> [REQUEST]
Reproduce the passage of the birding report between "The most interesting" and "more BENDIRE'S THRASHERS.", inclusive.

> [SOURCE DOCUMENT]

Among the other species from 60 that I recorded were MERLIN, ROADRUNNER, lots of VERMILION FLYCATCHERS, a small flock of migrant VIOLET-GREEN SWALLOWS, a few AMERICAN PIPITS and a singing BENDIRE'S THRASHER.
The most interesting bird of the day was a singing CASSIN'S SPARROW on Lee Road (east of Central). Generally, this resident species is hard to come across outside of its July-September breeding period. I've heard them singing in March and April in previous years and have always thought that it needed to be a wet year to make them sing at this time. That theory very much went down in flames today!
As I headed north, I picked up SCALED QUAIL, EURASIAN COLLARED DOVE, a second SAGE THRASHER and a couple more BENDIRE'S THRASHERS.
It was warm but bearable at Willcox around noon. Shorebird habitat here was limited to the temporal pond just south of the main golf course pond. Even here I only found a few KILLDEER and LEAST SANDPIPERS. Elsewhere I saw 3 AMERICAN AVOCETS in spectacular plumage.
Noteworthy among 30 species were over 400 AMERICAN WIGEON, 2 male BLUE-WINGED TEAL, 20 LESSER SCAUP (including some green-headed individuals side by side and in the same light as "regularly colored" birds); a female BUFFLEHEAD and a few fly-by CHESTNUT-COLLARED LONGSPURS.
I debated with myself about detouring to check the Monastery in St. David on the way home. Unfortunately, I won. Since the temperature upon arrival at 2:00pm was 87 degrees, I should probably have listened to myself. My first of season PLUMBEOUS VIREO was the only real highlight among 25 species found in 45 minutes before I threw in the towel. Others species included BELTED KINGFISHER, PHAINOPEPLA, YELLOW WARBLER and CARDINAL.
No report tomorrow. Gotta get those bloody swamp coolers operational.94 species recorded:
Saturday, March 17, 2007
Out today with Joe Nowak from Wheaton, IL who I've birded with on one previous occasion -- a couple of days earlier this year in January. Disappointingly, I failed to find a Spotted Owl despite considerable effort on both days. We tried again today (Joe's a glutton for punishment and you already know about me) and I'm happy to report that we didn't dip for a third time. This was a short day since Joe had other things to do and we only visited Sawmill and Scheelite Canyons. It was quite cool in Sawmill at 7:30am but the day quickly warmed (83 at noon, slightly cooler than of late under high clouds -- what a shame).

Element and coordinate records:
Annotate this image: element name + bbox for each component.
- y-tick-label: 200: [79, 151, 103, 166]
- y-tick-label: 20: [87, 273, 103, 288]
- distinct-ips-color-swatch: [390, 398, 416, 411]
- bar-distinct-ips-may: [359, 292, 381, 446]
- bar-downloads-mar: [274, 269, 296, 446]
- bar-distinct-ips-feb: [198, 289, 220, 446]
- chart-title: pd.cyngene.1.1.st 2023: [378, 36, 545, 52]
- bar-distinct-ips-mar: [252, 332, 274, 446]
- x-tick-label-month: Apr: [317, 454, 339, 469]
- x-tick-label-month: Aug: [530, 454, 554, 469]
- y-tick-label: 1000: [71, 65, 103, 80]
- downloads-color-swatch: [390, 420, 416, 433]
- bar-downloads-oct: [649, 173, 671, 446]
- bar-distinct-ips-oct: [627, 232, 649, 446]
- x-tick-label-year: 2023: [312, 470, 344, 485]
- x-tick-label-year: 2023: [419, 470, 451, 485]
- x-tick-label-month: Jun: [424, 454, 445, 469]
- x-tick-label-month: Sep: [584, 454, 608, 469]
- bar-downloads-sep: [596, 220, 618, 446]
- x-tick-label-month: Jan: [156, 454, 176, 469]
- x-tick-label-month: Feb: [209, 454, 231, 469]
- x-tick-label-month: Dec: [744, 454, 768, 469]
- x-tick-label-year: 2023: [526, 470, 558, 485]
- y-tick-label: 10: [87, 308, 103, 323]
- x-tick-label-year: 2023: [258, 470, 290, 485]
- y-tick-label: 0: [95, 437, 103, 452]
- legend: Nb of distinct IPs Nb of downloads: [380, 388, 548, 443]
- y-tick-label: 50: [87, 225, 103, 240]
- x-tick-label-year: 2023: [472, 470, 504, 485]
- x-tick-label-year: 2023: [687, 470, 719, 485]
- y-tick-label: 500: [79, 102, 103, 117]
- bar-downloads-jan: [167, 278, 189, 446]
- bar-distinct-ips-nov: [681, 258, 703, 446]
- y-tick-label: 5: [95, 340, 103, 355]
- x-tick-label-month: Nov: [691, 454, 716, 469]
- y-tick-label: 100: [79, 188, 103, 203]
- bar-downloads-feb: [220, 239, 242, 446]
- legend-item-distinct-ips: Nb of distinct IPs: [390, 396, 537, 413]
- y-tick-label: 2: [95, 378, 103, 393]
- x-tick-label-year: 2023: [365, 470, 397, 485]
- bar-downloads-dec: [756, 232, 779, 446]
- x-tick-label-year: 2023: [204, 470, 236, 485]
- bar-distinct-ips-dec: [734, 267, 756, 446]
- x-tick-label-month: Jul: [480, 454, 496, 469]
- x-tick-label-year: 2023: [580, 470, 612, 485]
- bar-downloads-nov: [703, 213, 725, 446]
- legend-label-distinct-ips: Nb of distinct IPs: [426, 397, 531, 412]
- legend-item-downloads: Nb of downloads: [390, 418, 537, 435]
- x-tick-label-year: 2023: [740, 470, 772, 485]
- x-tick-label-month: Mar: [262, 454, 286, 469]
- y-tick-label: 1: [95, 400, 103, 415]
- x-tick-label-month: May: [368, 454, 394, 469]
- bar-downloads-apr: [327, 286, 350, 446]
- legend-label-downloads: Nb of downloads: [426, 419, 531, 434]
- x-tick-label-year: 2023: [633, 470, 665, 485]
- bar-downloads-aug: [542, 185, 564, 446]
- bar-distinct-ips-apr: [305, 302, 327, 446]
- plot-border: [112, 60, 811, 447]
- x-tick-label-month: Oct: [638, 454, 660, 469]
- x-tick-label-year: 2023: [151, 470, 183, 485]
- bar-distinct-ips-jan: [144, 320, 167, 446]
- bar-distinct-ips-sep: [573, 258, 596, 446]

> [COMPLETED EXERCISE]
The most interesting bird of the day was a singing CASSIN'S SPARROW on Lee Road (east of Central). Generally, this resident species is hard to come across outside of its July-September breeding period. I've heard them singing in March and April in previous years and have always thought that it needed to be a wet year to make them sing at this time. That theory very much went down in flames today!
As I headed north, I picked up SCALED QUAIL, EURASIAN COLLARED DOVE, a second SAGE THRASHER and a couple more BENDIRE'S THRASHERS.